### Data listing
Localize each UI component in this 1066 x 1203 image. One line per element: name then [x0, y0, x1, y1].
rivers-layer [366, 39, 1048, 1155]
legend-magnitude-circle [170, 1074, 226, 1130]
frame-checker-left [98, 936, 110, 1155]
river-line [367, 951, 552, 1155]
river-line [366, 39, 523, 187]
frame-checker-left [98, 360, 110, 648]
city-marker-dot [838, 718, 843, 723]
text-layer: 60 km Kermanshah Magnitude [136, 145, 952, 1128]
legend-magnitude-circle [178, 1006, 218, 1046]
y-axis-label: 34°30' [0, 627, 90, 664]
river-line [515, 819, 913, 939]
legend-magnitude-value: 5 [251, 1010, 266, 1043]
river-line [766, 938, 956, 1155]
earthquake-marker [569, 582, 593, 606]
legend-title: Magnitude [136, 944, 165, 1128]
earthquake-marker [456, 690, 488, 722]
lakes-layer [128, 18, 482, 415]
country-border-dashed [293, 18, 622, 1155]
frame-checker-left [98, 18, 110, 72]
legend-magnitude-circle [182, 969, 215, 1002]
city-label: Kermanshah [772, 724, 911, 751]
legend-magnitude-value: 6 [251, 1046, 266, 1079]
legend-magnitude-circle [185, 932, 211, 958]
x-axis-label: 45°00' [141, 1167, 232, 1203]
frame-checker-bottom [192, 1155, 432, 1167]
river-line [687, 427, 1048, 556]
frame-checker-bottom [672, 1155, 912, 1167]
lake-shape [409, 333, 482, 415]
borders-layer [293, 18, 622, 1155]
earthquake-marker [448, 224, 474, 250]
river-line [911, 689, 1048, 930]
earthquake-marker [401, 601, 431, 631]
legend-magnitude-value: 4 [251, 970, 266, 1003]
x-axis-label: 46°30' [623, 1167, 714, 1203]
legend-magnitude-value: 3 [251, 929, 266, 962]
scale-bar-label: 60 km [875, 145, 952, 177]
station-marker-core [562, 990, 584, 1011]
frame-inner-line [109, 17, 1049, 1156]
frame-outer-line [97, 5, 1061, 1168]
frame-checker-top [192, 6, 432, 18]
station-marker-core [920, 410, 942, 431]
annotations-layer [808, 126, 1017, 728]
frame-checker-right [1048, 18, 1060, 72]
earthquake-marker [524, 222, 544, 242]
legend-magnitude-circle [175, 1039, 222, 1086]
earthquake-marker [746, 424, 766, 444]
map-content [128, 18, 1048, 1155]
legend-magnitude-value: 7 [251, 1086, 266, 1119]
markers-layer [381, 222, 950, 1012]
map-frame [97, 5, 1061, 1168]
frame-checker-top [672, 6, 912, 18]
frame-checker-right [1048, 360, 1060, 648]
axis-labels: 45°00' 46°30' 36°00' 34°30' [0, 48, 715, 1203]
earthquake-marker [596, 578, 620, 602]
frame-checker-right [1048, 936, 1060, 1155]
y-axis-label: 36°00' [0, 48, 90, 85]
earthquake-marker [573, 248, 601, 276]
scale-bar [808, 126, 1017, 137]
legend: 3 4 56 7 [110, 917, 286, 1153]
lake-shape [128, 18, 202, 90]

### Work to complete
Copy the records character for character, beginning with their first line and ending with the line that contains "city-marker-dot [838, 718, 843, 723]", both included.

### Task output
Localize each UI component in this 1066 x 1203 image. One line per element: name then [x0, y0, x1, y1].
rivers-layer [366, 39, 1048, 1155]
legend-magnitude-circle [170, 1074, 226, 1130]
frame-checker-left [98, 936, 110, 1155]
river-line [367, 951, 552, 1155]
river-line [366, 39, 523, 187]
frame-checker-left [98, 360, 110, 648]
city-marker-dot [838, 718, 843, 723]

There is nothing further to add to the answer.